> _To do_:
Determine how many lines below hold the string "고려하여". Reply with the number alone.

* START Material supplied *

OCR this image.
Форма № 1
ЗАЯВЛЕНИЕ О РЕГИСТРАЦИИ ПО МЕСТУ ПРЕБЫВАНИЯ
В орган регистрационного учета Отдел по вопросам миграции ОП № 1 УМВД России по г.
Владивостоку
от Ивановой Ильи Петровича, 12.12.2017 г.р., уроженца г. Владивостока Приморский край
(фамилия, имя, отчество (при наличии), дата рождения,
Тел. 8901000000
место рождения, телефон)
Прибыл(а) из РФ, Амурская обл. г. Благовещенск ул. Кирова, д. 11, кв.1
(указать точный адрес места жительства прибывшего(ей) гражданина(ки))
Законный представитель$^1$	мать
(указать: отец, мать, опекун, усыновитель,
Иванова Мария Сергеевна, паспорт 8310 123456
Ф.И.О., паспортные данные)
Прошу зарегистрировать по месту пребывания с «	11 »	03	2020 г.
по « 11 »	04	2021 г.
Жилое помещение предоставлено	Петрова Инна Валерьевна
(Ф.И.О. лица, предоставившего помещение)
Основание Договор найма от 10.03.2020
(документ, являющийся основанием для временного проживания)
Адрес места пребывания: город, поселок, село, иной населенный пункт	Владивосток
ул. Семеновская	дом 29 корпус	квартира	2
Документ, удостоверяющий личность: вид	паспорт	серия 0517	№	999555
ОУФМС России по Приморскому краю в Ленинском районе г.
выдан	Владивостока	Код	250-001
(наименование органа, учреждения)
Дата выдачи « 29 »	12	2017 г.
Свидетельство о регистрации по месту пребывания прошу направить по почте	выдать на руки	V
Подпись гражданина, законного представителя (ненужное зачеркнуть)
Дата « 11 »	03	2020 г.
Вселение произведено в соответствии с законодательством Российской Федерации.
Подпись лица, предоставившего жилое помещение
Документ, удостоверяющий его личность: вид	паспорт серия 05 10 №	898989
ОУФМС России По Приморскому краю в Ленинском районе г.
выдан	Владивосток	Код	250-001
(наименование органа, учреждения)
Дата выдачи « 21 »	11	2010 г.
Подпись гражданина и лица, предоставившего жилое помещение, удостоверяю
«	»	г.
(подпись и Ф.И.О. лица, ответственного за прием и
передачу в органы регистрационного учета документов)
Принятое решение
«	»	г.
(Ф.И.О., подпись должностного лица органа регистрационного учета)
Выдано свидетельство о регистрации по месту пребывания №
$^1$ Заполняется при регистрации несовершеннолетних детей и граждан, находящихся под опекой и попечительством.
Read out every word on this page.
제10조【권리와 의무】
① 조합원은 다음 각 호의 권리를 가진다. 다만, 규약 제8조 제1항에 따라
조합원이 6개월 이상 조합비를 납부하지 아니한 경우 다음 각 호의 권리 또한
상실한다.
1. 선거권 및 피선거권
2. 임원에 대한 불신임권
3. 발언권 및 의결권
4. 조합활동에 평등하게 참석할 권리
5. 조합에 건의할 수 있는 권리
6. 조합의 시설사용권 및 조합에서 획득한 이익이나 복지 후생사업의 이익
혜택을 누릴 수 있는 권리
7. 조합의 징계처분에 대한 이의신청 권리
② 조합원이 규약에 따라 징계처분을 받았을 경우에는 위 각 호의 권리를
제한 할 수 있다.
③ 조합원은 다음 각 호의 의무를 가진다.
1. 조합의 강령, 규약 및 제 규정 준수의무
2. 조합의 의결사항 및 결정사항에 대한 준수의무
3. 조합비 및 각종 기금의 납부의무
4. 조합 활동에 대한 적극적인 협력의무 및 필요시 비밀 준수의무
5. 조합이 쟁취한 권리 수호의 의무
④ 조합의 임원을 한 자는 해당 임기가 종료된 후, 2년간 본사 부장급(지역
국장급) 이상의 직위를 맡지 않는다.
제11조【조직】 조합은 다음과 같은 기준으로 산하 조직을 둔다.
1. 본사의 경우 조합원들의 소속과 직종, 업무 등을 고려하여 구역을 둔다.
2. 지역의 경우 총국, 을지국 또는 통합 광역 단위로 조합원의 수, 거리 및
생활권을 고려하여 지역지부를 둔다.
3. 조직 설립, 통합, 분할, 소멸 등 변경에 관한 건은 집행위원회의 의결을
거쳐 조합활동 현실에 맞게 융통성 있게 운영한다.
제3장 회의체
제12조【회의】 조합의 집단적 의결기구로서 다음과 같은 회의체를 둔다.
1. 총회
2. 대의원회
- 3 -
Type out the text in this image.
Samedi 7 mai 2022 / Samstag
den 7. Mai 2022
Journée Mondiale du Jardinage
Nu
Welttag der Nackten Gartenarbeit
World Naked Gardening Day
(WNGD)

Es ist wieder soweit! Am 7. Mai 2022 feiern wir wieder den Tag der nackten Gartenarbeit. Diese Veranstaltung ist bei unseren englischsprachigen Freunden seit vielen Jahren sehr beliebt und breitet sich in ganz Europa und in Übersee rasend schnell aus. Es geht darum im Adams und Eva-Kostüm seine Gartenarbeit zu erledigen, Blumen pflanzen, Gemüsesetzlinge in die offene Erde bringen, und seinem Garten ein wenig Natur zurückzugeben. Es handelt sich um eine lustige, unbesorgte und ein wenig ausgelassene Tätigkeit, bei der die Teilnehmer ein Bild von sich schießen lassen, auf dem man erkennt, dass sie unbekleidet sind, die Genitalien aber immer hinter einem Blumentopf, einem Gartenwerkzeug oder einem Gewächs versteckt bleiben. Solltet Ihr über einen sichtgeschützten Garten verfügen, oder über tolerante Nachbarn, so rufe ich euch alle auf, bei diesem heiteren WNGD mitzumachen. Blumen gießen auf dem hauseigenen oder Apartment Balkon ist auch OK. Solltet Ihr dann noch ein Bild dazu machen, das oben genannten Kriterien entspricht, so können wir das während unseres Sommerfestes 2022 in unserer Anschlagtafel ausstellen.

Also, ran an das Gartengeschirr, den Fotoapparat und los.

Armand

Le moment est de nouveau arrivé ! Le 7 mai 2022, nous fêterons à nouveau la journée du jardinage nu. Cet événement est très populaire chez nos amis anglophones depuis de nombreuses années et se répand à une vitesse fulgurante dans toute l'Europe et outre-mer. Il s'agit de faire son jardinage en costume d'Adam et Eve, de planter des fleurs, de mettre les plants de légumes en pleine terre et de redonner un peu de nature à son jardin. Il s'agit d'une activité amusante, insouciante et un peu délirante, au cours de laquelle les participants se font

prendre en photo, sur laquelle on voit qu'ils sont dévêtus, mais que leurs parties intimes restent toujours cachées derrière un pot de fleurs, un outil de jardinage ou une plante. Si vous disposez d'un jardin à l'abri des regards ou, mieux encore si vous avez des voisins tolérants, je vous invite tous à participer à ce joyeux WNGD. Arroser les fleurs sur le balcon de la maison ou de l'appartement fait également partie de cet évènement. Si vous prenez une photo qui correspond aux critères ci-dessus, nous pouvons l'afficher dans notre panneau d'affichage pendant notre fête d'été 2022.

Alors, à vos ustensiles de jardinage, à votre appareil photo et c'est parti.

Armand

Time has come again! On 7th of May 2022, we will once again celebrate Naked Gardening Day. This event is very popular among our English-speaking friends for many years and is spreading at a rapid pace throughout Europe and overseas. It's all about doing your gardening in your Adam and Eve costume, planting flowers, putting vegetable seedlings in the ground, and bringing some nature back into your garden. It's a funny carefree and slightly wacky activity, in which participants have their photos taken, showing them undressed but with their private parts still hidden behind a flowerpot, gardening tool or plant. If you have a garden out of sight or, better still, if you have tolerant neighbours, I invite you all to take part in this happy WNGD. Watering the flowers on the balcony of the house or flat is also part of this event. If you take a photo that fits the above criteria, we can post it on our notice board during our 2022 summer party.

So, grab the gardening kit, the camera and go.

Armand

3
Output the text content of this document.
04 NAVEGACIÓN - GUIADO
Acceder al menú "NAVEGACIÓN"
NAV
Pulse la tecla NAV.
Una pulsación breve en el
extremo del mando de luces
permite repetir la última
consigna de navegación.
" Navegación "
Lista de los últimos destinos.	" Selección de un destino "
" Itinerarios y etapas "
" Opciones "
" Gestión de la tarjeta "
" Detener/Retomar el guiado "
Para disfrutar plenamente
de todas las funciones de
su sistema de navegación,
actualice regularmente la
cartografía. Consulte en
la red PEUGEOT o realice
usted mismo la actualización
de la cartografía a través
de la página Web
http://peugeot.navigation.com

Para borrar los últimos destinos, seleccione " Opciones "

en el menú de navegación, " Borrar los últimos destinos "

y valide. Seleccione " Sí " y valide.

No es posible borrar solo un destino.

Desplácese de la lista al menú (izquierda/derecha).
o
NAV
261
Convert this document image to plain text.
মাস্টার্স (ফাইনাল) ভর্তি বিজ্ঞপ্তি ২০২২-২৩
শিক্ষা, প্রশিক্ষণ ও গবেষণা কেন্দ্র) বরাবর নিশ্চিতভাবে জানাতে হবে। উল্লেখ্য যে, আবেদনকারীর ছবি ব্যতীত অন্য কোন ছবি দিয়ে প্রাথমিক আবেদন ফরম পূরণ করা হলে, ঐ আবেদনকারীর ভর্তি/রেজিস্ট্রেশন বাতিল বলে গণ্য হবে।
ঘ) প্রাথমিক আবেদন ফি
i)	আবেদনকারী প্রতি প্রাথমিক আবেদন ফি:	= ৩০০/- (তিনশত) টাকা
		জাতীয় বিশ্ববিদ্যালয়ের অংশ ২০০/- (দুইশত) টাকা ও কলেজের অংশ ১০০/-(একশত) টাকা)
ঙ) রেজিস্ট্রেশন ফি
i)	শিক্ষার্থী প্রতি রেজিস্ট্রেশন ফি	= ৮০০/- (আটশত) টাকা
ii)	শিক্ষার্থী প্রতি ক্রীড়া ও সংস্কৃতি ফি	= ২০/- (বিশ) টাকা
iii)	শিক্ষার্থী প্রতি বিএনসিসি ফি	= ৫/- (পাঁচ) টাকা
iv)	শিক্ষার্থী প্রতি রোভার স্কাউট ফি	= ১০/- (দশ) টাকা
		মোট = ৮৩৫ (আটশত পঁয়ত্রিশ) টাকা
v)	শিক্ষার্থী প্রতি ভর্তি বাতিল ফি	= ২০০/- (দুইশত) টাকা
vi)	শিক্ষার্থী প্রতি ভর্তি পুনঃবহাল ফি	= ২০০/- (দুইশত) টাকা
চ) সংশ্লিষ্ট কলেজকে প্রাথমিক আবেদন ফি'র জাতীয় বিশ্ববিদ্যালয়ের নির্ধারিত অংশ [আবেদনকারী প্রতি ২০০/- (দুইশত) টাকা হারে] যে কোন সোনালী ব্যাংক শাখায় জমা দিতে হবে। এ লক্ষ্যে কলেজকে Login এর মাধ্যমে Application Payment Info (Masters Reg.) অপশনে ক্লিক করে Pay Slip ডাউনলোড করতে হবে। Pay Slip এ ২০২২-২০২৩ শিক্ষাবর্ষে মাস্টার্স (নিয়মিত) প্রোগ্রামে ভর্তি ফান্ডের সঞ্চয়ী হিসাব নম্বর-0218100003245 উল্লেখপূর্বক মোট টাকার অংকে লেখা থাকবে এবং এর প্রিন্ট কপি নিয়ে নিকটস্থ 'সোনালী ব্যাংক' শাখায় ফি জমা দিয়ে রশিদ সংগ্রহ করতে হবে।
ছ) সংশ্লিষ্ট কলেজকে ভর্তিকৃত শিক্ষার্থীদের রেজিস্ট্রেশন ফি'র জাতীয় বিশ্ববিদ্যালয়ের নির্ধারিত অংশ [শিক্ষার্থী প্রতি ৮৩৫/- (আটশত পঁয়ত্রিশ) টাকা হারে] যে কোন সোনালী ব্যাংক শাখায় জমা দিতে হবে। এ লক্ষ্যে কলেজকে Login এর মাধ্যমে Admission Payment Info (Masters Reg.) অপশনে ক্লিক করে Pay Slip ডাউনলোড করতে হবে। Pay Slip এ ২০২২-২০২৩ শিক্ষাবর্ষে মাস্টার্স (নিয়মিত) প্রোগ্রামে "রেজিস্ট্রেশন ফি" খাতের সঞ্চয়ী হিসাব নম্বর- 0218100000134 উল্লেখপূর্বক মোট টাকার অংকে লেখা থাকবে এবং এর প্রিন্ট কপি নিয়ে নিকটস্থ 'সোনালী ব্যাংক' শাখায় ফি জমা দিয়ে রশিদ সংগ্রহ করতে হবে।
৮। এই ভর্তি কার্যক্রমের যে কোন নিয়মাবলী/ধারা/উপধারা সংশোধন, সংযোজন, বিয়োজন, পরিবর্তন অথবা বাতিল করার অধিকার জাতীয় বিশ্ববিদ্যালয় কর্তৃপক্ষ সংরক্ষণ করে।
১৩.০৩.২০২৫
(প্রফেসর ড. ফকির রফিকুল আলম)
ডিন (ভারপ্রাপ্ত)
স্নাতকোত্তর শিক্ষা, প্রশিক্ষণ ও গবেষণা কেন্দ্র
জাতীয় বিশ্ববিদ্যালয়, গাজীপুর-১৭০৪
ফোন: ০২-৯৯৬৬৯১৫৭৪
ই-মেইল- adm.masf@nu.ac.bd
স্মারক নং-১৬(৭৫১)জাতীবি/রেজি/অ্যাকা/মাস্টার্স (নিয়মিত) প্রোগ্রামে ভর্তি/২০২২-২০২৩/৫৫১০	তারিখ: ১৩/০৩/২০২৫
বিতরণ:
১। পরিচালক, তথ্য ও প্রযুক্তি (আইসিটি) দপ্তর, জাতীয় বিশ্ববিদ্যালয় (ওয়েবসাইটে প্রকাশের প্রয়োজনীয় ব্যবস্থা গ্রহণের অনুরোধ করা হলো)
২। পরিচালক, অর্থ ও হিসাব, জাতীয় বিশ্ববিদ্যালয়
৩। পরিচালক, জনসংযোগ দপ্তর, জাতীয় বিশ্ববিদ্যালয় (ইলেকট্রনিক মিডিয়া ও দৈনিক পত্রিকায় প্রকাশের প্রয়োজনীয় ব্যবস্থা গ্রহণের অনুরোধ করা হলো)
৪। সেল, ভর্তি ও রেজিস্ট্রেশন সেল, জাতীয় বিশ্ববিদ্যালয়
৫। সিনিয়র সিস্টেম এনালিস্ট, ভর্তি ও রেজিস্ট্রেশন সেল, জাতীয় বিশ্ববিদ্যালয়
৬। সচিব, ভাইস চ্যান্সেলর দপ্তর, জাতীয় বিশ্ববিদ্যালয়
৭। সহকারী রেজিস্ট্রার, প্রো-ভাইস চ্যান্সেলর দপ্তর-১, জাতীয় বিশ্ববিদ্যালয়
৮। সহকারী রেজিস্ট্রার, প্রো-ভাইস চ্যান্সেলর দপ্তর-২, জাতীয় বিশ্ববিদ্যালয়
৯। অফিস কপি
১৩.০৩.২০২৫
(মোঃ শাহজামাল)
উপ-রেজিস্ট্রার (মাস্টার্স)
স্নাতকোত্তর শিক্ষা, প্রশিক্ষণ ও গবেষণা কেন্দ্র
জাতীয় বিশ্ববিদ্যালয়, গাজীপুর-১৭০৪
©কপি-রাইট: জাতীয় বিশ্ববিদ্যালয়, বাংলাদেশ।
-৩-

* END Material supplied *

> _Exercise output_:
2